> **What is being asked**:
Repeat exactly each line of the data provided below.

> **Raw records**:
=======
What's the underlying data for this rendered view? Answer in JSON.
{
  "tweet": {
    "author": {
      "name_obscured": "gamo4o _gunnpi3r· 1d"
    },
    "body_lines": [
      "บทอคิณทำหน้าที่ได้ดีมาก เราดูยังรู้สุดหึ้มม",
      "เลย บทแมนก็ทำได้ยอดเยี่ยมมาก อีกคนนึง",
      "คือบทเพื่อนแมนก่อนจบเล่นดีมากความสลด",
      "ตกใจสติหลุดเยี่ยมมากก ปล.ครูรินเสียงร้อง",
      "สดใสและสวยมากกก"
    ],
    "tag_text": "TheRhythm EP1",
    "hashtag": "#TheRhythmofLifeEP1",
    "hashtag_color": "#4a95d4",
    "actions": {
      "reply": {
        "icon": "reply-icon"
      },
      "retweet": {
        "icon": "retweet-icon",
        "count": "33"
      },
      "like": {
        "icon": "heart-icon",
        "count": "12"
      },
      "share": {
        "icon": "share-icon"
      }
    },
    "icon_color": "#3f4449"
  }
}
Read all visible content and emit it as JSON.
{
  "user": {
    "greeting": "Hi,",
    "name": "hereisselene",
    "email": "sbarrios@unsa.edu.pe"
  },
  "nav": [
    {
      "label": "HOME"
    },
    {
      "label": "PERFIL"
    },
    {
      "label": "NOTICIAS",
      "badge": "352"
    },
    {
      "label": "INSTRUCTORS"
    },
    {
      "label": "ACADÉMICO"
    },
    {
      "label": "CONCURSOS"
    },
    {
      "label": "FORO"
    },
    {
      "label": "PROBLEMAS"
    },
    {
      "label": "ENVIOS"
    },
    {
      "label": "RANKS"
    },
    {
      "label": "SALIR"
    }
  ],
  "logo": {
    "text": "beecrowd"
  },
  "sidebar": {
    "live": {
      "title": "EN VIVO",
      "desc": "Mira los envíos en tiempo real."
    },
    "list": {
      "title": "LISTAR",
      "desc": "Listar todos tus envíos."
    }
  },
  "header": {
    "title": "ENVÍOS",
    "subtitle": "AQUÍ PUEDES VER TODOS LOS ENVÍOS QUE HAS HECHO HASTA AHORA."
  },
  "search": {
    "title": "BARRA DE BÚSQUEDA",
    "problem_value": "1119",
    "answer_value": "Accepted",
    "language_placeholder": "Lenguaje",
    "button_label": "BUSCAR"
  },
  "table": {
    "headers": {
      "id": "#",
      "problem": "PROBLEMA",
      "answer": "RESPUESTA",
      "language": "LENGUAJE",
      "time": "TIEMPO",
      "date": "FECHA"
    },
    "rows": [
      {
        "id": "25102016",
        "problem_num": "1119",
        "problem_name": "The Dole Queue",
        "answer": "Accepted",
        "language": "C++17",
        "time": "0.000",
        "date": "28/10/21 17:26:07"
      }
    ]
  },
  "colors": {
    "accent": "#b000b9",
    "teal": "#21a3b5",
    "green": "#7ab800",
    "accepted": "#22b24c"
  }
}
=======
> **Solution to this problem**:
What's the underlying data for this rendered view? Answer in JSON.
{
  "tweet": {
    "author": {
      "name_obscured": "gamo4o _gunnpi3r· 1d"
    },
    "body_lines": [
      "บทอคิณทำหน้าที่ได้ดีมาก เราดูยังรู้สุดหึ้มม",
      "เลย บทแมนก็ทำได้ยอดเยี่ยมมาก อีกคนนึง",
      "คือบทเพื่อนแมนก่อนจบเล่นดีมากความสลด",
      "ตกใจสติหลุดเยี่ยมมากก ปล.ครูรินเสียงร้อง",
      "สดใสและสวยมากกก"
    ],
    "tag_text": "TheRhythm EP1",
    "hashtag": "#TheRhythmofLifeEP1",
    "hashtag_color": "#4a95d4",
    "actions": {
      "reply": {
        "icon": "reply-icon"
      },
      "retweet": {
        "icon": "retweet-icon",
        "count": "33"
      },
      "like": {
        "icon": "heart-icon",
        "count": "12"
      },
      "share": {
        "icon": "share-icon"
      }
    },
    "icon_color": "#3f4449"
  }
}
Read all visible content and emit it as JSON.
{
  "user": {
    "greeting": "Hi,",
    "name": "hereisselene",
    "email": "sbarrios@unsa.edu.pe"
  },
  "nav": [
    {
      "label": "HOME"
    },
    {
      "label": "PERFIL"
    },
    {
      "label": "NOTICIAS",
      "badge": "352"
    },
    {
      "label": "INSTRUCTORS"
    },
    {
      "label": "ACADÉMICO"
    },
    {
      "label": "CONCURSOS"
    },
    {
      "label": "FORO"
    },
    {
      "label": "PROBLEMAS"
    },
    {
      "label": "ENVIOS"
    },
    {
      "label": "RANKS"
    },
    {
      "label": "SALIR"
    }
  ],
  "logo": {
    "text": "beecrowd"
  },
  "sidebar": {
    "live": {
      "title": "EN VIVO",
      "desc": "Mira los envíos en tiempo real."
    },
    "list": {
      "title": "LISTAR",
      "desc": "Listar todos tus envíos."
    }
  },
  "header": {
    "title": "ENVÍOS",
    "subtitle": "AQUÍ PUEDES VER TODOS LOS ENVÍOS QUE HAS HECHO HASTA AHORA."
  },
  "search": {
    "title": "BARRA DE BÚSQUEDA",
    "problem_value": "1119",
    "answer_value": "Accepted",
    "language_placeholder": "Lenguaje",
    "button_label": "BUSCAR"
  },
  "table": {
    "headers": {
      "id": "#",
      "problem": "PROBLEMA",
      "answer": "RESPUESTA",
      "language": "LENGUAJE",
      "time": "TIEMPO",
      "date": "FECHA"
    },
    "rows": [
      {
        "id": "25102016",
        "problem_num": "1119",
        "problem_name": "The Dole Queue",
        "answer": "Accepted",
        "language": "C++17",
        "time": "0.000",
        "date": "28/10/21 17:26:07"
      }
    ]
  },
  "colors": {
    "accent": "#b000b9",
    "teal": "#21a3b5",
    "green": "#7ab800",
    "accepted": "#22b24c"
  }
}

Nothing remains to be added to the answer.